# [Exercise input]

---+---

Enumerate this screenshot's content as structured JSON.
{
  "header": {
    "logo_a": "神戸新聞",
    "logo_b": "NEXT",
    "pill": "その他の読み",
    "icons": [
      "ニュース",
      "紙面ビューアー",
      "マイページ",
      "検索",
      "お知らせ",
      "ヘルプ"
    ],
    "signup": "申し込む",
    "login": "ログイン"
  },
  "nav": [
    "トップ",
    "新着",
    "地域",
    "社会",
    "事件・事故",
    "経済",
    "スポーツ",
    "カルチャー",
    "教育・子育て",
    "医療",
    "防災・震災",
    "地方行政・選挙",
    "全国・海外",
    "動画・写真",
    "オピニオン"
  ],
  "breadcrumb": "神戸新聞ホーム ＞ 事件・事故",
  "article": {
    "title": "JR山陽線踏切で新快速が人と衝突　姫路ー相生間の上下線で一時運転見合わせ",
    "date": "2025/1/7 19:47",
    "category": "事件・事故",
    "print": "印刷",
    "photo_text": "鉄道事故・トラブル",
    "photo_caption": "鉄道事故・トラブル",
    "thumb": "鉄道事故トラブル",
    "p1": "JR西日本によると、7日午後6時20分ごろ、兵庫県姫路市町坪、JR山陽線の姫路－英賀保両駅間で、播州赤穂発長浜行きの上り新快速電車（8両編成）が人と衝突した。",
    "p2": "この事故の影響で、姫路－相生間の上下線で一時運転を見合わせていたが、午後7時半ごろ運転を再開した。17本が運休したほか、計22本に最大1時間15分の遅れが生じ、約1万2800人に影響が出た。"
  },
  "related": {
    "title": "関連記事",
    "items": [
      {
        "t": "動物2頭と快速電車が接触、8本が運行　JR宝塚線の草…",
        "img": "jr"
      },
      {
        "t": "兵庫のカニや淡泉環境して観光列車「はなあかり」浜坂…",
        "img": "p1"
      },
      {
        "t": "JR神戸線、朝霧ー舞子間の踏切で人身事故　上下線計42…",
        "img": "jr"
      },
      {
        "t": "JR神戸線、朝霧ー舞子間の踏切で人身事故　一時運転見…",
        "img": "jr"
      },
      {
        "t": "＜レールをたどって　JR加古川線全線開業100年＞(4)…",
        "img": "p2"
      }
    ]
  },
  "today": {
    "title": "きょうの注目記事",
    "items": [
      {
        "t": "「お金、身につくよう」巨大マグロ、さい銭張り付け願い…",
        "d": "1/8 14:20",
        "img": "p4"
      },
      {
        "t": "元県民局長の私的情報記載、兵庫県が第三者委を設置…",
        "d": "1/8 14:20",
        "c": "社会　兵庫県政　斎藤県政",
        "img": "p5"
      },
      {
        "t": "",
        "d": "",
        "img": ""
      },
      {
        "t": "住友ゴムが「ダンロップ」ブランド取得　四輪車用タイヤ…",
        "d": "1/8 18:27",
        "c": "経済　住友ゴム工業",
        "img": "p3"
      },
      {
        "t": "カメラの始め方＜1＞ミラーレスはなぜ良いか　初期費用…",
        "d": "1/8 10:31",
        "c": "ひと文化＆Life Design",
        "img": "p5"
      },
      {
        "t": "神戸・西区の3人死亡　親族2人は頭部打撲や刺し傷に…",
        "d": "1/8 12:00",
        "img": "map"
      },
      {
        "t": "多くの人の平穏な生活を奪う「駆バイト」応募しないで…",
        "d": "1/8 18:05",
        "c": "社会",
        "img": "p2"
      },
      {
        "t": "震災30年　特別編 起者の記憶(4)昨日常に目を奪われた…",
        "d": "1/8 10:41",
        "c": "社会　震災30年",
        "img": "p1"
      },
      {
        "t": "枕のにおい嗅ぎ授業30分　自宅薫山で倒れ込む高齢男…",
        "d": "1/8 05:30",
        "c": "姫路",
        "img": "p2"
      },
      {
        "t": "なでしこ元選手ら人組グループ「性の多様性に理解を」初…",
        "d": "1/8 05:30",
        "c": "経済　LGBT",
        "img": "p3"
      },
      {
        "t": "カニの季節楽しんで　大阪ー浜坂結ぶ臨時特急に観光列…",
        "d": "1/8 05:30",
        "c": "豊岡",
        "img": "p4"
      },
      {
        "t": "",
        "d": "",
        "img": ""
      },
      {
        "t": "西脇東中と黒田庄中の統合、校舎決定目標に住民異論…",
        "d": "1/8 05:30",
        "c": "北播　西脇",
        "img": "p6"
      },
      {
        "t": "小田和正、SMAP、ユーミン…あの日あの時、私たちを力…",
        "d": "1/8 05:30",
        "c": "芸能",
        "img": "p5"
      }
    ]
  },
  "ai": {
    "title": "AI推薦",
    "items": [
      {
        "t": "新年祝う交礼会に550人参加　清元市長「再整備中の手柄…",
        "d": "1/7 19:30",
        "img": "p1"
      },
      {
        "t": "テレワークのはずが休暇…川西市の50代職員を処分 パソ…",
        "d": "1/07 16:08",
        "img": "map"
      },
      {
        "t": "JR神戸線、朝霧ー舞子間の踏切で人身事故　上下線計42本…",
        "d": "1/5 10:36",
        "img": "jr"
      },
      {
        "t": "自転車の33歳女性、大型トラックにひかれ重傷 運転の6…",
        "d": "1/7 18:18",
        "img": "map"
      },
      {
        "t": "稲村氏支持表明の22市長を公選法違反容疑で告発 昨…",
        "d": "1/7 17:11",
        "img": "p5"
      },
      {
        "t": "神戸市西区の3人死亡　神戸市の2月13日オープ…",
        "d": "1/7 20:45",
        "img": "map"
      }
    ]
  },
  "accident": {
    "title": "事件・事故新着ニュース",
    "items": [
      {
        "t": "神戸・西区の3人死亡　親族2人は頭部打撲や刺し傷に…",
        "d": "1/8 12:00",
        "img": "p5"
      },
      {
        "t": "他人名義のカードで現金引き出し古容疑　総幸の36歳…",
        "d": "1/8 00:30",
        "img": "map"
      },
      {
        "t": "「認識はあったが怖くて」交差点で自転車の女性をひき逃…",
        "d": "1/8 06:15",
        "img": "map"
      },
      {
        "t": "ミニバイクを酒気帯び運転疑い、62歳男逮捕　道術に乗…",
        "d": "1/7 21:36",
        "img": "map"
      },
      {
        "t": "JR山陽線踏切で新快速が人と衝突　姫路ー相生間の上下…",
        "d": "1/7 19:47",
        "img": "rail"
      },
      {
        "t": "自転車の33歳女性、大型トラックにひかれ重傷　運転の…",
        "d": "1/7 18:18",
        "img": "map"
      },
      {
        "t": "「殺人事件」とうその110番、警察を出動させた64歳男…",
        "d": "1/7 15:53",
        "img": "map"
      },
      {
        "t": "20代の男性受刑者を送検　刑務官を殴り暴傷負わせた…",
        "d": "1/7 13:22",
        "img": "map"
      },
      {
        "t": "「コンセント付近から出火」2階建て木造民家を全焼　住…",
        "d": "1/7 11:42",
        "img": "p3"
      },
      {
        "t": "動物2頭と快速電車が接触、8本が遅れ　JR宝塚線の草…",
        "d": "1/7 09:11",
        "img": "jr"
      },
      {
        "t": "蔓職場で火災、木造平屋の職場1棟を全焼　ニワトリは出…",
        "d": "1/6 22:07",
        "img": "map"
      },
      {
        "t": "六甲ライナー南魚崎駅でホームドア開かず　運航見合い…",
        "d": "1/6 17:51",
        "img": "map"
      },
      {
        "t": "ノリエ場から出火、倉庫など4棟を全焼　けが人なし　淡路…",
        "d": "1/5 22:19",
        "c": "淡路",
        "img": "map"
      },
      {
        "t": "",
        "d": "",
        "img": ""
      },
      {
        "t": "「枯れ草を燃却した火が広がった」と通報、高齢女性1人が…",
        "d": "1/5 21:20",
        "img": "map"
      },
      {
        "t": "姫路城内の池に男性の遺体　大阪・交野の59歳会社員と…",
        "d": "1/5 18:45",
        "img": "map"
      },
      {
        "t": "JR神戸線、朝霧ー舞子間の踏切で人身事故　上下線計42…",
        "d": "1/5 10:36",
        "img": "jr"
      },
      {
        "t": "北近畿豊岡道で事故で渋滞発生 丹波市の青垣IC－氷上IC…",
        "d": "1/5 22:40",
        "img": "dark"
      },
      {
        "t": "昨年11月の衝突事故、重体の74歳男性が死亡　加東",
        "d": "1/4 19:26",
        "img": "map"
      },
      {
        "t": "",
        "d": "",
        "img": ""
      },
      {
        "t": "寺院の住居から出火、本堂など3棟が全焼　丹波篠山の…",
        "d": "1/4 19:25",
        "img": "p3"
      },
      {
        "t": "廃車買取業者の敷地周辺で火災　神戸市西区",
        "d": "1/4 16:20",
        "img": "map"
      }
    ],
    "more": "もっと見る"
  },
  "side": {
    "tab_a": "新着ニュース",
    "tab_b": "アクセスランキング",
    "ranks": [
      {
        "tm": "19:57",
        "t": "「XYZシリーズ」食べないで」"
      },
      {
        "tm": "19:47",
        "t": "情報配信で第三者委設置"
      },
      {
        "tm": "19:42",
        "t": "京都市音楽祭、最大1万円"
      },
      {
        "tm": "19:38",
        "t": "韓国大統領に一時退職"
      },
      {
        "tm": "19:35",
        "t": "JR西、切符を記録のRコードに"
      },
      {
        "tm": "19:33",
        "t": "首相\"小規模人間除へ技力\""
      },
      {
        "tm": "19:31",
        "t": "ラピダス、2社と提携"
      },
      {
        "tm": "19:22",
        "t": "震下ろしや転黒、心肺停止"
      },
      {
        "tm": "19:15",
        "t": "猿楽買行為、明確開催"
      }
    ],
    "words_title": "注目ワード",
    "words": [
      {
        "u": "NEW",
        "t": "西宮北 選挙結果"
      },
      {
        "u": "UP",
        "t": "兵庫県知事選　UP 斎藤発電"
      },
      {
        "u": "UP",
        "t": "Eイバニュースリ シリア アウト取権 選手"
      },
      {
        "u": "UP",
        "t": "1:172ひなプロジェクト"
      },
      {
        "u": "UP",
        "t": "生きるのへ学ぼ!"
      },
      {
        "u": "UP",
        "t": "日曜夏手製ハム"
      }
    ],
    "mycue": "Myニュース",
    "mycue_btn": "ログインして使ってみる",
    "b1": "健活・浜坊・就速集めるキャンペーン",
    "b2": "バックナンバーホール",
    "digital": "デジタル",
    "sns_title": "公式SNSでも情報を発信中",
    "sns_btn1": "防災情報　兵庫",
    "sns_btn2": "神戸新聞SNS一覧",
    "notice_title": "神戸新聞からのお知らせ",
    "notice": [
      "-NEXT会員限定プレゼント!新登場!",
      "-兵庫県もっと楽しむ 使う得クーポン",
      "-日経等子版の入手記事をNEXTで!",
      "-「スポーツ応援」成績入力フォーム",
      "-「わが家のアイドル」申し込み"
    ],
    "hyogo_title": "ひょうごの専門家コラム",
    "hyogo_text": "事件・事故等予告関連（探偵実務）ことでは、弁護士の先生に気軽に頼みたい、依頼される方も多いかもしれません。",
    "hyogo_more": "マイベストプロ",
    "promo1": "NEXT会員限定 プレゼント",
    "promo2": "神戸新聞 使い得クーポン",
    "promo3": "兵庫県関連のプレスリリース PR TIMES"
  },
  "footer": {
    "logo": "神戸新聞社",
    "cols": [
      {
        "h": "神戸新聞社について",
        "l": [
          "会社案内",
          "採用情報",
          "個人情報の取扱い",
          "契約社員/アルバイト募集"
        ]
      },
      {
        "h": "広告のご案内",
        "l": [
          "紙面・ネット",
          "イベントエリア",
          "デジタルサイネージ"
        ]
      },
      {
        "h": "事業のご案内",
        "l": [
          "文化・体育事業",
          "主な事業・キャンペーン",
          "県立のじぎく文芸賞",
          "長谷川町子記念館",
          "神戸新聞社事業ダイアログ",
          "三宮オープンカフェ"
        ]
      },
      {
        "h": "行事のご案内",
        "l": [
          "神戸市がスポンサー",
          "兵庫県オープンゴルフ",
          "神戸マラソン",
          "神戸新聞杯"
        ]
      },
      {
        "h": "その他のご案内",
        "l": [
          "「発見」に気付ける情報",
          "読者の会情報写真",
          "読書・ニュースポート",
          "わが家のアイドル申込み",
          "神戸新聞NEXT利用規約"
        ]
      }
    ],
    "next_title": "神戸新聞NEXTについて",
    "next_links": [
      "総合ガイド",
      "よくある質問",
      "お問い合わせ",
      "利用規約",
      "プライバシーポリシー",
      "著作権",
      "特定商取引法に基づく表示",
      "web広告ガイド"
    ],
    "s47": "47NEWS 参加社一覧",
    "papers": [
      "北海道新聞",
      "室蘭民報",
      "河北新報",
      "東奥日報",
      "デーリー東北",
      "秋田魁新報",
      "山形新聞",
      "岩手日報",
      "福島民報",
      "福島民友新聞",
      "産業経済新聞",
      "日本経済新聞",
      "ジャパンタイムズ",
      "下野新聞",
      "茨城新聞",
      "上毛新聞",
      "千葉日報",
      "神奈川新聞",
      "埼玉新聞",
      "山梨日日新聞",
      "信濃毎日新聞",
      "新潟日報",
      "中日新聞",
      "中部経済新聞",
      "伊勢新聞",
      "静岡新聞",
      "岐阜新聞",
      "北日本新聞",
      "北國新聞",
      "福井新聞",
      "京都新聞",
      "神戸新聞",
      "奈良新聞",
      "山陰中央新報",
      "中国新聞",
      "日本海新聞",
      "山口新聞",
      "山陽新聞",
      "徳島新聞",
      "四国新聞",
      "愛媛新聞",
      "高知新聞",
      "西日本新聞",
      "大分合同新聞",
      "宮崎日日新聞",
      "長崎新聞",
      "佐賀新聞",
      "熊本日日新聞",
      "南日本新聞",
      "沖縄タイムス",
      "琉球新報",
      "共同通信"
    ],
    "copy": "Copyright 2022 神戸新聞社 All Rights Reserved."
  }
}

---+---

Show every line of the records above that contains the word "JR宝塚線の草".

# [Finished task]
        "t": "動物2頭と快速電車が接触、8本が運行　JR宝塚線の草…",
        "t": "動物2頭と快速電車が接触、8本が遅れ　JR宝塚線の草…",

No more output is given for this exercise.